Required work: Copy all of the records below verbatim.
** begin Dataset records **
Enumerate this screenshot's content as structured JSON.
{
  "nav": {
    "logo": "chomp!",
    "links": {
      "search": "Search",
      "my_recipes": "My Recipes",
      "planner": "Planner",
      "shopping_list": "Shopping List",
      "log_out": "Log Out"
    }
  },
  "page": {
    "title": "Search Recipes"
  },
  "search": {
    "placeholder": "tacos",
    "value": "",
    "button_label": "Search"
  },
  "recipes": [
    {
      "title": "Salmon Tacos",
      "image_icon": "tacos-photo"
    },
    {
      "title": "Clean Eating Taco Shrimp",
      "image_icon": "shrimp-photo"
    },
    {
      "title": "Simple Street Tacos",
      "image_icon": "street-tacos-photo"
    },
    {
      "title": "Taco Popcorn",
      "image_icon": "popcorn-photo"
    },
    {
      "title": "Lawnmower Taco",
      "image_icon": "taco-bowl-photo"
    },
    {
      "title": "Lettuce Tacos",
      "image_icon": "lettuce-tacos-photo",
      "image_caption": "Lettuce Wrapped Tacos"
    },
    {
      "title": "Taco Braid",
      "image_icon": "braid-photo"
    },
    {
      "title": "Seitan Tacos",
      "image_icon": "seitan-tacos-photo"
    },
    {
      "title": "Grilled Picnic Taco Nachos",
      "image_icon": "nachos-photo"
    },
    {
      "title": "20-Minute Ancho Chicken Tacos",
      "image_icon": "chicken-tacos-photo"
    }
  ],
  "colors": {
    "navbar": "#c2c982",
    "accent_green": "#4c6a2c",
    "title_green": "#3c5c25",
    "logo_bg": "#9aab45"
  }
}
** end Dataset records **
Result for this task:
Enumerate this screenshot's content as structured JSON.
{
  "nav": {
    "logo": "chomp!",
    "links": {
      "search": "Search",
      "my_recipes": "My Recipes",
      "planner": "Planner",
      "shopping_list": "Shopping List",
      "log_out": "Log Out"
    }
  },
  "page": {
    "title": "Search Recipes"
  },
  "search": {
    "placeholder": "tacos",
    "value": "",
    "button_label": "Search"
  },
  "recipes": [
    {
      "title": "Salmon Tacos",
      "image_icon": "tacos-photo"
    },
    {
      "title": "Clean Eating Taco Shrimp",
      "image_icon": "shrimp-photo"
    },
    {
      "title": "Simple Street Tacos",
      "image_icon": "street-tacos-photo"
    },
    {
      "title": "Taco Popcorn",
      "image_icon": "popcorn-photo"
    },
    {
      "title": "Lawnmower Taco",
      "image_icon": "taco-bowl-photo"
    },
    {
      "title": "Lettuce Tacos",
      "image_icon": "lettuce-tacos-photo",
      "image_caption": "Lettuce Wrapped Tacos"
    },
    {
      "title": "Taco Braid",
      "image_icon": "braid-photo"
    },
    {
      "title": "Seitan Tacos",
      "image_icon": "seitan-tacos-photo"
    },
    {
      "title": "Grilled Picnic Taco Nachos",
      "image_icon": "nachos-photo"
    },
    {
      "title": "20-Minute Ancho Chicken Tacos",
      "image_icon": "chicken-tacos-photo"
    }
  ],
  "colors": {
    "navbar": "#c2c982",
    "accent_green": "#4c6a2c",
    "title_green": "#3c5c25",
    "logo_bg": "#9aab45"
  }
}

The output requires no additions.